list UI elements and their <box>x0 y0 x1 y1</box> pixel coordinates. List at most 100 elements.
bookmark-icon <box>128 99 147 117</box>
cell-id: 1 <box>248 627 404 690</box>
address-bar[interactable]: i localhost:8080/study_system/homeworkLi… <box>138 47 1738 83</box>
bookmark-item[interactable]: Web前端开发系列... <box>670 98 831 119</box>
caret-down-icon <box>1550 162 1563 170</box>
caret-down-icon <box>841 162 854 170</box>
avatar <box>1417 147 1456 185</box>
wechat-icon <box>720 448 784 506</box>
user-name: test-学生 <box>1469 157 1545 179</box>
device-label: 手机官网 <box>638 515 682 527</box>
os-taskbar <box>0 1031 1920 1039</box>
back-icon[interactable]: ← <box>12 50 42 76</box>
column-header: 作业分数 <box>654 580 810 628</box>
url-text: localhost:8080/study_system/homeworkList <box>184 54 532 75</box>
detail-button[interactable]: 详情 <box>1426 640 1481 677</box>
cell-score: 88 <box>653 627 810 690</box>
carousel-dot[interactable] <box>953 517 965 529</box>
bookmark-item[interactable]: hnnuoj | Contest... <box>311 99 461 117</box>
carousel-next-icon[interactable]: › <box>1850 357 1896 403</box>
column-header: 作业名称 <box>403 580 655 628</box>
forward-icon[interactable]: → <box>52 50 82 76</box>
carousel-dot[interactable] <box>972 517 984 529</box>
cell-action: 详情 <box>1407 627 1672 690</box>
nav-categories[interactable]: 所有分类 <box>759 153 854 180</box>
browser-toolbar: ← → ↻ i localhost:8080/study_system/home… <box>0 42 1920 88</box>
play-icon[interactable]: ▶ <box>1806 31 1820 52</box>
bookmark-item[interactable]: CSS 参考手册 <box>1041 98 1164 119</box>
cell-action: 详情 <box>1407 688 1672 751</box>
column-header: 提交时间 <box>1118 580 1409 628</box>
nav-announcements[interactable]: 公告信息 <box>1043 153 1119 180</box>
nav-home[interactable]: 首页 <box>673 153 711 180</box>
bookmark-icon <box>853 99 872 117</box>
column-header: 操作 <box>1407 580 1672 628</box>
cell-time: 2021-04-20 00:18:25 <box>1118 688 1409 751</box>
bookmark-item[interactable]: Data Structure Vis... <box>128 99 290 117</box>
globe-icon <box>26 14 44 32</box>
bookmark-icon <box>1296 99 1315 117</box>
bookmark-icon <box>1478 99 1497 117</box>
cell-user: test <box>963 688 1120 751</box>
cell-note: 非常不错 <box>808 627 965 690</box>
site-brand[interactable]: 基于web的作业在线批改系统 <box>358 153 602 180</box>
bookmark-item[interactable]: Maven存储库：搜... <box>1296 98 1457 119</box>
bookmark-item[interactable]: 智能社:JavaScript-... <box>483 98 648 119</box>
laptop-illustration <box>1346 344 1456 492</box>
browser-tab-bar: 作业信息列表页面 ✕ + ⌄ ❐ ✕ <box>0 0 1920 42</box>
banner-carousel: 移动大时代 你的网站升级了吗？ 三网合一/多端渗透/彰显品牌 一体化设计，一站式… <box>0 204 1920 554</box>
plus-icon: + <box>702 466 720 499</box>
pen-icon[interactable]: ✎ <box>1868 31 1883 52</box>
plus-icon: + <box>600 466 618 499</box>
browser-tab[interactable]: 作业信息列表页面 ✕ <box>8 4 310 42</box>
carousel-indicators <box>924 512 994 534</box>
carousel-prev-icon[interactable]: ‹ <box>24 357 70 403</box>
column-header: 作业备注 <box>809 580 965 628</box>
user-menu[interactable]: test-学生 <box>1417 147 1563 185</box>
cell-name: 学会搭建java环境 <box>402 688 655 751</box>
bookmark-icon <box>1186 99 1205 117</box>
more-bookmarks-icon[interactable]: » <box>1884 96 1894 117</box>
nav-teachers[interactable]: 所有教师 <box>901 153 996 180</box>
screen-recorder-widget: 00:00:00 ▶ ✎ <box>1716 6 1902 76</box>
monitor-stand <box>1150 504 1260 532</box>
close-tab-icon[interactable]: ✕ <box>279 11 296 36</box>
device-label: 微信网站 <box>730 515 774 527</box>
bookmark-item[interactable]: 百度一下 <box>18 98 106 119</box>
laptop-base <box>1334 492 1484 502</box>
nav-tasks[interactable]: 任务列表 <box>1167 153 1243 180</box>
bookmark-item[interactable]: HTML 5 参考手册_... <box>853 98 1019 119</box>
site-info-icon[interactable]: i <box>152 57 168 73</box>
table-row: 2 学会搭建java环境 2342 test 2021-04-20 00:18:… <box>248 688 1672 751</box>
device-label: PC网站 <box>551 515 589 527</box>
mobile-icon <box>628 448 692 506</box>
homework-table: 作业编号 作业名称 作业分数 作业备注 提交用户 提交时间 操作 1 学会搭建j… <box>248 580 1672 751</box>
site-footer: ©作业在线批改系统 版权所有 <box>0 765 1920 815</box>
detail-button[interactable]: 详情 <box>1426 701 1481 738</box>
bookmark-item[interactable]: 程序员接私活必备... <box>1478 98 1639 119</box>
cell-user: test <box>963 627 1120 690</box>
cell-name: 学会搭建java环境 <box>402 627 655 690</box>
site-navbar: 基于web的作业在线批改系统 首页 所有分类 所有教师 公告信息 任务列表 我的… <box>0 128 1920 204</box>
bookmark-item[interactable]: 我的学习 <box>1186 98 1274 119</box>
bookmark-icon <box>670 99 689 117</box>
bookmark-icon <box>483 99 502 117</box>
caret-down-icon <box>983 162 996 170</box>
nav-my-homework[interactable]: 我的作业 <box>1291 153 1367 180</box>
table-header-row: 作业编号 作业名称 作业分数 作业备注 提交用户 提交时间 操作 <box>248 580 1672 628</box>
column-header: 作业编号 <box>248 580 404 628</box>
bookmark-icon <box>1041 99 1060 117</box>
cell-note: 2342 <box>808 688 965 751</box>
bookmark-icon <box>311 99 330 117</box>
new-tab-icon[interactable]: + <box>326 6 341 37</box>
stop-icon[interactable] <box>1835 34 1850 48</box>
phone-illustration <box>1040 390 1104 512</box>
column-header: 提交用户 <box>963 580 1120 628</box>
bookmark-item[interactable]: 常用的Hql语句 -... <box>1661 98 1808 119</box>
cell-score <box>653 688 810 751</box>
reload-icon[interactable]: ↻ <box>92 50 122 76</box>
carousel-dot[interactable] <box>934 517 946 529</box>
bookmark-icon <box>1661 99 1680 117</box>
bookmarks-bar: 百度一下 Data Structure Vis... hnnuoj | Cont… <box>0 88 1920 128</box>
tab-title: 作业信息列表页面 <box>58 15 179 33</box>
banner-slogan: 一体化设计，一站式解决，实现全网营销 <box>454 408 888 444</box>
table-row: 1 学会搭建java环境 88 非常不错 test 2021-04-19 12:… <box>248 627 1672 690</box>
☆ ☆ ☆ ☆
_What the exercise asks_
Could you set down every record above again, line for line, without changing a character?

_Solved problem_
list UI elements and their <box>x0 y0 x1 y1</box> pixel coordinates. List at most 100 elements.
bookmark-icon <box>128 99 147 117</box>
cell-id: 1 <box>248 627 404 690</box>
address-bar[interactable]: i localhost:8080/study_system/homeworkLi… <box>138 47 1738 83</box>
bookmark-item[interactable]: Web前端开发系列... <box>670 98 831 119</box>
caret-down-icon <box>1550 162 1563 170</box>
caret-down-icon <box>841 162 854 170</box>
avatar <box>1417 147 1456 185</box>
wechat-icon <box>720 448 784 506</box>
user-name: test-学生 <box>1469 157 1545 179</box>
device-label: 手机官网 <box>638 515 682 527</box>
os-taskbar <box>0 1031 1920 1039</box>
back-icon[interactable]: ← <box>12 50 42 76</box>
column-header: 作业分数 <box>654 580 810 628</box>
url-text: localhost:8080/study_system/homeworkList <box>184 54 532 75</box>
detail-button[interactable]: 详情 <box>1426 640 1481 677</box>
cell-score: 88 <box>653 627 810 690</box>
carousel-dot[interactable] <box>953 517 965 529</box>
bookmark-item[interactable]: hnnuoj | Contest... <box>311 99 461 117</box>
carousel-next-icon[interactable]: › <box>1850 357 1896 403</box>
column-header: 作业名称 <box>403 580 655 628</box>
forward-icon[interactable]: → <box>52 50 82 76</box>
carousel-dot[interactable] <box>972 517 984 529</box>
cell-action: 详情 <box>1407 627 1672 690</box>
nav-categories[interactable]: 所有分类 <box>759 153 854 180</box>
browser-toolbar: ← → ↻ i localhost:8080/study_system/home… <box>0 42 1920 88</box>
play-icon[interactable]: ▶ <box>1806 31 1820 52</box>
bookmark-item[interactable]: CSS 参考手册 <box>1041 98 1164 119</box>
cell-action: 详情 <box>1407 688 1672 751</box>
column-header: 提交时间 <box>1118 580 1409 628</box>
nav-announcements[interactable]: 公告信息 <box>1043 153 1119 180</box>
nav-home[interactable]: 首页 <box>673 153 711 180</box>
bookmark-icon <box>853 99 872 117</box>
column-header: 操作 <box>1407 580 1672 628</box>
cell-time: 2021-04-20 00:18:25 <box>1118 688 1409 751</box>
bookmark-item[interactable]: Data Structure Vis... <box>128 99 290 117</box>
globe-icon <box>26 14 44 32</box>
bookmark-icon <box>1296 99 1315 117</box>
bookmark-icon <box>1478 99 1497 117</box>
cell-user: test <box>963 688 1120 751</box>
cell-note: 非常不错 <box>808 627 965 690</box>
site-brand[interactable]: 基于web的作业在线批改系统 <box>358 153 602 180</box>
bookmark-item[interactable]: Maven存储库：搜... <box>1296 98 1457 119</box>
bookmark-item[interactable]: 智能社:JavaScript-... <box>483 98 648 119</box>
laptop-illustration <box>1346 344 1456 492</box>
browser-tab-bar: 作业信息列表页面 ✕ + ⌄ ❐ ✕ <box>0 0 1920 42</box>
banner-carousel: 移动大时代 你的网站升级了吗？ 三网合一/多端渗透/彰显品牌 一体化设计，一站式… <box>0 204 1920 554</box>
plus-icon: + <box>702 466 720 499</box>
pen-icon[interactable]: ✎ <box>1868 31 1883 52</box>
plus-icon: + <box>600 466 618 499</box>
browser-tab[interactable]: 作业信息列表页面 ✕ <box>8 4 310 42</box>
carousel-indicators <box>924 512 994 534</box>
carousel-prev-icon[interactable]: ‹ <box>24 357 70 403</box>
column-header: 作业备注 <box>809 580 965 628</box>
user-menu[interactable]: test-学生 <box>1417 147 1563 185</box>
cell-name: 学会搭建java环境 <box>402 688 655 751</box>
bookmark-icon <box>1186 99 1205 117</box>
more-bookmarks-icon[interactable]: » <box>1884 96 1894 117</box>
nav-teachers[interactable]: 所有教师 <box>901 153 996 180</box>
screen-recorder-widget: 00:00:00 ▶ ✎ <box>1716 6 1902 76</box>
monitor-stand <box>1150 504 1260 532</box>
close-tab-icon[interactable]: ✕ <box>279 11 296 36</box>
device-label: 微信网站 <box>730 515 774 527</box>
bookmark-item[interactable]: 百度一下 <box>18 98 106 119</box>
laptop-base <box>1334 492 1484 502</box>
nav-tasks[interactable]: 任务列表 <box>1167 153 1243 180</box>
bookmark-item[interactable]: HTML 5 参考手册_... <box>853 98 1019 119</box>
site-info-icon[interactable]: i <box>152 57 168 73</box>
table-row: 2 学会搭建java环境 2342 test 2021-04-20 00:18:… <box>248 688 1672 751</box>
device-label: PC网站 <box>551 515 589 527</box>
mobile-icon <box>628 448 692 506</box>
homework-table: 作业编号 作业名称 作业分数 作业备注 提交用户 提交时间 操作 1 学会搭建j… <box>248 580 1672 751</box>
site-footer: ©作业在线批改系统 版权所有 <box>0 765 1920 815</box>
detail-button[interactable]: 详情 <box>1426 701 1481 738</box>
bookmark-item[interactable]: 程序员接私活必备... <box>1478 98 1639 119</box>
cell-user: test <box>963 627 1120 690</box>
cell-name: 学会搭建java环境 <box>402 627 655 690</box>
site-navbar: 基于web的作业在线批改系统 首页 所有分类 所有教师 公告信息 任务列表 我的… <box>0 128 1920 204</box>
bookmark-item[interactable]: 我的学习 <box>1186 98 1274 119</box>
bookmark-icon <box>670 99 689 117</box>
bookmark-icon <box>483 99 502 117</box>
caret-down-icon <box>983 162 996 170</box>
nav-my-homework[interactable]: 我的作业 <box>1291 153 1367 180</box>
table-header-row: 作业编号 作业名称 作业分数 作业备注 提交用户 提交时间 操作 <box>248 580 1672 628</box>
column-header: 作业编号 <box>248 580 404 628</box>
bookmark-icon <box>1041 99 1060 117</box>
cell-note: 2342 <box>808 688 965 751</box>
bookmark-icon <box>311 99 330 117</box>
new-tab-icon[interactable]: + <box>326 6 341 37</box>
stop-icon[interactable] <box>1835 34 1850 48</box>
phone-illustration <box>1040 390 1104 512</box>
column-header: 提交用户 <box>963 580 1120 628</box>
bookmark-item[interactable]: 常用的Hql语句 -... <box>1661 98 1808 119</box>
cell-score <box>653 688 810 751</box>
reload-icon[interactable]: ↻ <box>92 50 122 76</box>
carousel-dot[interactable] <box>934 517 946 529</box>
bookmark-icon <box>1661 99 1680 117</box>
bookmarks-bar: 百度一下 Data Structure Vis... hnnuoj | Cont… <box>0 88 1920 128</box>
tab-title: 作业信息列表页面 <box>58 15 179 33</box>
banner-slogan: 一体化设计，一站式解决，实现全网营销 <box>454 408 888 444</box>
table-row: 1 学会搭建java环境 88 非常不错 test 2021-04-19 12:… <box>248 627 1672 690</box>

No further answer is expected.